* _Given entries_:
--- START ---

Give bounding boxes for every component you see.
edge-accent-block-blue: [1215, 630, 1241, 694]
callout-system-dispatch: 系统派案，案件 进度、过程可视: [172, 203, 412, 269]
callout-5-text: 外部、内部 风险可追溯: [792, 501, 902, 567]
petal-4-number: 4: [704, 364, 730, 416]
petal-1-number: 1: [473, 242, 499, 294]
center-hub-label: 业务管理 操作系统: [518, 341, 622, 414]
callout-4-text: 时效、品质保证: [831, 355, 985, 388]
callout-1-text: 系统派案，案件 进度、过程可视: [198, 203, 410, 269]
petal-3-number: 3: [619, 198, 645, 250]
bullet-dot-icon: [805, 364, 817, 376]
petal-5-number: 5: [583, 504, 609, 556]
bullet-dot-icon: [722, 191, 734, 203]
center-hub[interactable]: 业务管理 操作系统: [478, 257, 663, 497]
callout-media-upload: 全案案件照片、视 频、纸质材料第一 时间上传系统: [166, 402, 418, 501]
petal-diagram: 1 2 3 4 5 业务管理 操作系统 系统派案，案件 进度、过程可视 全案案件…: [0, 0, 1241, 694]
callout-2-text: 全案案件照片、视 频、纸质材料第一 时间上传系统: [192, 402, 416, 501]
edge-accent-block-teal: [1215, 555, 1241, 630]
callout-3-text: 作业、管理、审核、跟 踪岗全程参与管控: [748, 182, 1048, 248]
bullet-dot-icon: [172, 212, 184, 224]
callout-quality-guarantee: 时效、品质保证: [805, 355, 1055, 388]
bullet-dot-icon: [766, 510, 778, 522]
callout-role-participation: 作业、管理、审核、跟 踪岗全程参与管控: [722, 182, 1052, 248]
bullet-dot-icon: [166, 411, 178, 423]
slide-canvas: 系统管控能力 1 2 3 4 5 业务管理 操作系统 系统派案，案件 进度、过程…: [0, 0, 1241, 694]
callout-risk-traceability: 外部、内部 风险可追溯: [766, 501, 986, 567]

--- END ---

* _Directive_: Please return every line of the records above unchanged and in the same order.

* _Correct result_:
Give bounding boxes for every component you see.
edge-accent-block-blue: [1215, 630, 1241, 694]
callout-system-dispatch: 系统派案，案件 进度、过程可视: [172, 203, 412, 269]
callout-5-text: 外部、内部 风险可追溯: [792, 501, 902, 567]
petal-4-number: 4: [704, 364, 730, 416]
petal-1-number: 1: [473, 242, 499, 294]
center-hub-label: 业务管理 操作系统: [518, 341, 622, 414]
callout-4-text: 时效、品质保证: [831, 355, 985, 388]
callout-1-text: 系统派案，案件 进度、过程可视: [198, 203, 410, 269]
petal-3-number: 3: [619, 198, 645, 250]
bullet-dot-icon: [805, 364, 817, 376]
petal-5-number: 5: [583, 504, 609, 556]
bullet-dot-icon: [722, 191, 734, 203]
center-hub[interactable]: 业务管理 操作系统: [478, 257, 663, 497]
callout-media-upload: 全案案件照片、视 频、纸质材料第一 时间上传系统: [166, 402, 418, 501]
petal-diagram: 1 2 3 4 5 业务管理 操作系统 系统派案，案件 进度、过程可视 全案案件…: [0, 0, 1241, 694]
callout-2-text: 全案案件照片、视 频、纸质材料第一 时间上传系统: [192, 402, 416, 501]
edge-accent-block-teal: [1215, 555, 1241, 630]
callout-3-text: 作业、管理、审核、跟 踪岗全程参与管控: [748, 182, 1048, 248]
bullet-dot-icon: [172, 212, 184, 224]
callout-quality-guarantee: 时效、品质保证: [805, 355, 1055, 388]
bullet-dot-icon: [766, 510, 778, 522]
callout-role-participation: 作业、管理、审核、跟 踪岗全程参与管控: [722, 182, 1052, 248]
bullet-dot-icon: [166, 411, 178, 423]
slide-canvas: 系统管控能力 1 2 3 4 5 业务管理 操作系统 系统派案，案件 进度、过程…: [0, 0, 1241, 694]
callout-risk-traceability: 外部、内部 风险可追溯: [766, 501, 986, 567]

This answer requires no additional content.